Your task: Output the material below in its entirety, exactly as given.

Material:
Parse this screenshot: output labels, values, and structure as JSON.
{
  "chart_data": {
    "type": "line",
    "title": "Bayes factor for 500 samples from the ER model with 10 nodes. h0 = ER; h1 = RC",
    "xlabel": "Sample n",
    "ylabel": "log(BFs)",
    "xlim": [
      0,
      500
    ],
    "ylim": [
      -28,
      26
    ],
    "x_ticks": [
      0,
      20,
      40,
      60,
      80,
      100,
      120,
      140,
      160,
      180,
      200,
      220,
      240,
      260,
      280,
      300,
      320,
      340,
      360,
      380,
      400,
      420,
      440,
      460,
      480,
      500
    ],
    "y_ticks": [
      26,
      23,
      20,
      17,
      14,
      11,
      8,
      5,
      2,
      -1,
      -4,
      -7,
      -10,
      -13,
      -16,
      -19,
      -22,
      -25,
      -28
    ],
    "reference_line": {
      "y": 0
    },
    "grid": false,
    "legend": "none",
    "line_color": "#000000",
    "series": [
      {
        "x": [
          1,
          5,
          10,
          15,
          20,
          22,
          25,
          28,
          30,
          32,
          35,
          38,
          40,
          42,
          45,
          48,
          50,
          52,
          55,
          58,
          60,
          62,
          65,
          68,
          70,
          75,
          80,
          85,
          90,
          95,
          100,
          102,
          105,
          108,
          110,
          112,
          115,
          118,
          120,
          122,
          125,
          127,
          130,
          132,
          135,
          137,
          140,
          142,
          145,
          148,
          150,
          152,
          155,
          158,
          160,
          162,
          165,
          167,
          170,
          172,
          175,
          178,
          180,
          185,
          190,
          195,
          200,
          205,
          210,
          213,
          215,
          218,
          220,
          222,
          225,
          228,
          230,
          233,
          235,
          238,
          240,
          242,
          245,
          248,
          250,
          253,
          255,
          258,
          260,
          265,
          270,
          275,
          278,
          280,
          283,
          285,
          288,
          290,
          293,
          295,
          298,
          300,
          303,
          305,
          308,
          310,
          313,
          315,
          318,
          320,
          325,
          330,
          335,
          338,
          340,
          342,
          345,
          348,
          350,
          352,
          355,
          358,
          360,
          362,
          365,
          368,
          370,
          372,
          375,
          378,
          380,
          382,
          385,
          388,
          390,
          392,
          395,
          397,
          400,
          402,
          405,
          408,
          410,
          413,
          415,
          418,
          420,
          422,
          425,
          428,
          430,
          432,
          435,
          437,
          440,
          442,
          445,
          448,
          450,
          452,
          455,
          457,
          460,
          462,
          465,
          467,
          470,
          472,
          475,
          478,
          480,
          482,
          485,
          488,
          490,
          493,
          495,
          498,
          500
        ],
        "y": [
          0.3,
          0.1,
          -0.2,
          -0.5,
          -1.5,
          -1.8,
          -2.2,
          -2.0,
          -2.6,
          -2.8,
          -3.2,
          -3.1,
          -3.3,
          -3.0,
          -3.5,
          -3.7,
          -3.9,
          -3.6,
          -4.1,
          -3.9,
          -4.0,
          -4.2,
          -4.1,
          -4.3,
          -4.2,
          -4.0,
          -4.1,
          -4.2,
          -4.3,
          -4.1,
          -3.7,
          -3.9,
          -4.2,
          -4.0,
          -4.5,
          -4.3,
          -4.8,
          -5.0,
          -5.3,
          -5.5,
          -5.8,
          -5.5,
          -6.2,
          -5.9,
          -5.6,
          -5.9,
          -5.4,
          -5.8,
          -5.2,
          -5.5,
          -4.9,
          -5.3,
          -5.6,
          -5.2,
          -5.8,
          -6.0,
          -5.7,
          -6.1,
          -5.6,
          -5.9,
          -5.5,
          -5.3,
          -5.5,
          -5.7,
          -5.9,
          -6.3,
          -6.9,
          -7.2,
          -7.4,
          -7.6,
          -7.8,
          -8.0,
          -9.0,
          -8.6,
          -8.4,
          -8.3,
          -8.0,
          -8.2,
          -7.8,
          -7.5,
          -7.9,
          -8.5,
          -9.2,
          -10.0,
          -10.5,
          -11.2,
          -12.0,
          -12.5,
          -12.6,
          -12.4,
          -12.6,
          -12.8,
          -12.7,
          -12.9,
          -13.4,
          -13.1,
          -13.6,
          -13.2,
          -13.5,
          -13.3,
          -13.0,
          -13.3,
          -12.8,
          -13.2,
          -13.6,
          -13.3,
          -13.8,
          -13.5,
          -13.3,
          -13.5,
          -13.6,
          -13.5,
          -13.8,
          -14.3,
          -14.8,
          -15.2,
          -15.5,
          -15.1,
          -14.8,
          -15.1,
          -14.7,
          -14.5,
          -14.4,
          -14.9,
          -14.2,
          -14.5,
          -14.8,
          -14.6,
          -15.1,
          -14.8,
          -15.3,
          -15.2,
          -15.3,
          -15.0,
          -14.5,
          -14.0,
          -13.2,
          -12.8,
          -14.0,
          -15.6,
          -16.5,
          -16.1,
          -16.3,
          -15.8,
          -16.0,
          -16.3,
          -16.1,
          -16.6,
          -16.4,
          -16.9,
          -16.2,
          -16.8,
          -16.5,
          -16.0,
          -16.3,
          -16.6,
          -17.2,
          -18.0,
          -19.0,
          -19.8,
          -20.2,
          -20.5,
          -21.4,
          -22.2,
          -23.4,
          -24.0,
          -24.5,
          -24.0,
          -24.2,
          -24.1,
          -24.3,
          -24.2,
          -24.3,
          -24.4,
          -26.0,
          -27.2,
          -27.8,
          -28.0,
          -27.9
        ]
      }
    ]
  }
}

Task result:
Parse this screenshot: output labels, values, and structure as JSON.
{
  "chart_data": {
    "type": "line",
    "title": "Bayes factor for 500 samples from the ER model with 10 nodes. h0 = ER; h1 = RC",
    "xlabel": "Sample n",
    "ylabel": "log(BFs)",
    "xlim": [
      0,
      500
    ],
    "ylim": [
      -28,
      26
    ],
    "x_ticks": [
      0,
      20,
      40,
      60,
      80,
      100,
      120,
      140,
      160,
      180,
      200,
      220,
      240,
      260,
      280,
      300,
      320,
      340,
      360,
      380,
      400,
      420,
      440,
      460,
      480,
      500
    ],
    "y_ticks": [
      26,
      23,
      20,
      17,
      14,
      11,
      8,
      5,
      2,
      -1,
      -4,
      -7,
      -10,
      -13,
      -16,
      -19,
      -22,
      -25,
      -28
    ],
    "reference_line": {
      "y": 0
    },
    "grid": false,
    "legend": "none",
    "line_color": "#000000",
    "series": [
      {
        "x": [
          1,
          5,
          10,
          15,
          20,
          22,
          25,
          28,
          30,
          32,
          35,
          38,
          40,
          42,
          45,
          48,
          50,
          52,
          55,
          58,
          60,
          62,
          65,
          68,
          70,
          75,
          80,
          85,
          90,
          95,
          100,
          102,
          105,
          108,
          110,
          112,
          115,
          118,
          120,
          122,
          125,
          127,
          130,
          132,
          135,
          137,
          140,
          142,
          145,
          148,
          150,
          152,
          155,
          158,
          160,
          162,
          165,
          167,
          170,
          172,
          175,
          178,
          180,
          185,
          190,
          195,
          200,
          205,
          210,
          213,
          215,
          218,
          220,
          222,
          225,
          228,
          230,
          233,
          235,
          238,
          240,
          242,
          245,
          248,
          250,
          253,
          255,
          258,
          260,
          265,
          270,
          275,
          278,
          280,
          283,
          285,
          288,
          290,
          293,
          295,
          298,
          300,
          303,
          305,
          308,
          310,
          313,
          315,
          318,
          320,
          325,
          330,
          335,
          338,
          340,
          342,
          345,
          348,
          350,
          352,
          355,
          358,
          360,
          362,
          365,
          368,
          370,
          372,
          375,
          378,
          380,
          382,
          385,
          388,
          390,
          392,
          395,
          397,
          400,
          402,
          405,
          408,
          410,
          413,
          415,
          418,
          420,
          422,
          425,
          428,
          430,
          432,
          435,
          437,
          440,
          442,
          445,
          448,
          450,
          452,
          455,
          457,
          460,
          462,
          465,
          467,
          470,
          472,
          475,
          478,
          480,
          482,
          485,
          488,
          490,
          493,
          495,
          498,
          500
        ],
        "y": [
          0.3,
          0.1,
          -0.2,
          -0.5,
          -1.5,
          -1.8,
          -2.2,
          -2.0,
          -2.6,
          -2.8,
          -3.2,
          -3.1,
          -3.3,
          -3.0,
          -3.5,
          -3.7,
          -3.9,
          -3.6,
          -4.1,
          -3.9,
          -4.0,
          -4.2,
          -4.1,
          -4.3,
          -4.2,
          -4.0,
          -4.1,
          -4.2,
          -4.3,
          -4.1,
          -3.7,
          -3.9,
          -4.2,
          -4.0,
          -4.5,
          -4.3,
          -4.8,
          -5.0,
          -5.3,
          -5.5,
          -5.8,
          -5.5,
          -6.2,
          -5.9,
          -5.6,
          -5.9,
          -5.4,
          -5.8,
          -5.2,
          -5.5,
          -4.9,
          -5.3,
          -5.6,
          -5.2,
          -5.8,
          -6.0,
          -5.7,
          -6.1,
          -5.6,
          -5.9,
          -5.5,
          -5.3,
          -5.5,
          -5.7,
          -5.9,
          -6.3,
          -6.9,
          -7.2,
          -7.4,
          -7.6,
          -7.8,
          -8.0,
          -9.0,
          -8.6,
          -8.4,
          -8.3,
          -8.0,
          -8.2,
          -7.8,
          -7.5,
          -7.9,
          -8.5,
          -9.2,
          -10.0,
          -10.5,
          -11.2,
          -12.0,
          -12.5,
          -12.6,
          -12.4,
          -12.6,
          -12.8,
          -12.7,
          -12.9,
          -13.4,
          -13.1,
          -13.6,
          -13.2,
          -13.5,
          -13.3,
          -13.0,
          -13.3,
          -12.8,
          -13.2,
          -13.6,
          -13.3,
          -13.8,
          -13.5,
          -13.3,
          -13.5,
          -13.6,
          -13.5,
          -13.8,
          -14.3,
          -14.8,
          -15.2,
          -15.5,
          -15.1,
          -14.8,
          -15.1,
          -14.7,
          -14.5,
          -14.4,
          -14.9,
          -14.2,
          -14.5,
          -14.8,
          -14.6,
          -15.1,
          -14.8,
          -15.3,
          -15.2,
          -15.3,
          -15.0,
          -14.5,
          -14.0,
          -13.2,
          -12.8,
          -14.0,
          -15.6,
          -16.5,
          -16.1,
          -16.3,
          -15.8,
          -16.0,
          -16.3,
          -16.1,
          -16.6,
          -16.4,
          -16.9,
          -16.2,
          -16.8,
          -16.5,
          -16.0,
          -16.3,
          -16.6,
          -17.2,
          -18.0,
          -19.0,
          -19.8,
          -20.2,
          -20.5,
          -21.4,
          -22.2,
          -23.4,
          -24.0,
          -24.5,
          -24.0,
          -24.2,
          -24.1,
          -24.3,
          -24.2,
          -24.3,
          -24.4,
          -26.0,
          -27.2,
          -27.8,
          -28.0,
          -27.9
        ]
      }
    ]
  }
}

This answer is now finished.